Data excerpts:
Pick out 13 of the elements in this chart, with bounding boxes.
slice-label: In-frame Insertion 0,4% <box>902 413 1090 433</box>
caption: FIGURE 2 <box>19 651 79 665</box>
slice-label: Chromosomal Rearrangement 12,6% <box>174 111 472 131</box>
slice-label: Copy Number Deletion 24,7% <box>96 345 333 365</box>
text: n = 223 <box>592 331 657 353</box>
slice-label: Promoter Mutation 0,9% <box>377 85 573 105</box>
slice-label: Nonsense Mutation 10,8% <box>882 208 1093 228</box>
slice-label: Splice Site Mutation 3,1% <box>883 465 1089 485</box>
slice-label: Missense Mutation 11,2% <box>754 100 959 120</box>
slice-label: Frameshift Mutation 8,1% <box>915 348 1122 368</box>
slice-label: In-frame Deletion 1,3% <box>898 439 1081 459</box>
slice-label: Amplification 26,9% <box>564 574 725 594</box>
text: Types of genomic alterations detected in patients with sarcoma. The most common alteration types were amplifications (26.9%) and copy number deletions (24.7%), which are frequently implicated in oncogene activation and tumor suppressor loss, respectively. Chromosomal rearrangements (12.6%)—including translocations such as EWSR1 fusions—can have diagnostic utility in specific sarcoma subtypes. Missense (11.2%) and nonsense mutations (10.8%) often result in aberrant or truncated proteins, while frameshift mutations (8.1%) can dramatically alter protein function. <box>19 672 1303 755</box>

What is needed:
Retype every entry, keeping each character as it was.

The completed task:
Pick out 13 of the elements in this chart, with bounding boxes.
slice-label: In-frame Insertion 0,4% <box>902 413 1090 433</box>
caption: FIGURE 2 <box>19 651 79 665</box>
slice-label: Chromosomal Rearrangement 12,6% <box>174 111 472 131</box>
slice-label: Copy Number Deletion 24,7% <box>96 345 333 365</box>
text: n = 223 <box>592 331 657 353</box>
slice-label: Promoter Mutation 0,9% <box>377 85 573 105</box>
slice-label: Nonsense Mutation 10,8% <box>882 208 1093 228</box>
slice-label: Splice Site Mutation 3,1% <box>883 465 1089 485</box>
slice-label: Missense Mutation 11,2% <box>754 100 959 120</box>
slice-label: Frameshift Mutation 8,1% <box>915 348 1122 368</box>
slice-label: In-frame Deletion 1,3% <box>898 439 1081 459</box>
slice-label: Amplification 26,9% <box>564 574 725 594</box>
text: Types of genomic alterations detected in patients with sarcoma. The most common alteration types were amplifications (26.9%) and copy number deletions (24.7%), which are frequently implicated in oncogene activation and tumor suppressor loss, respectively. Chromosomal rearrangements (12.6%)—including translocations such as EWSR1 fusions—can have diagnostic utility in specific sarcoma subtypes. Missense (11.2%) and nonsense mutations (10.8%) often result in aberrant or truncated proteins, while frameshift mutations (8.1%) can dramatically alter protein function. <box>19 672 1303 755</box>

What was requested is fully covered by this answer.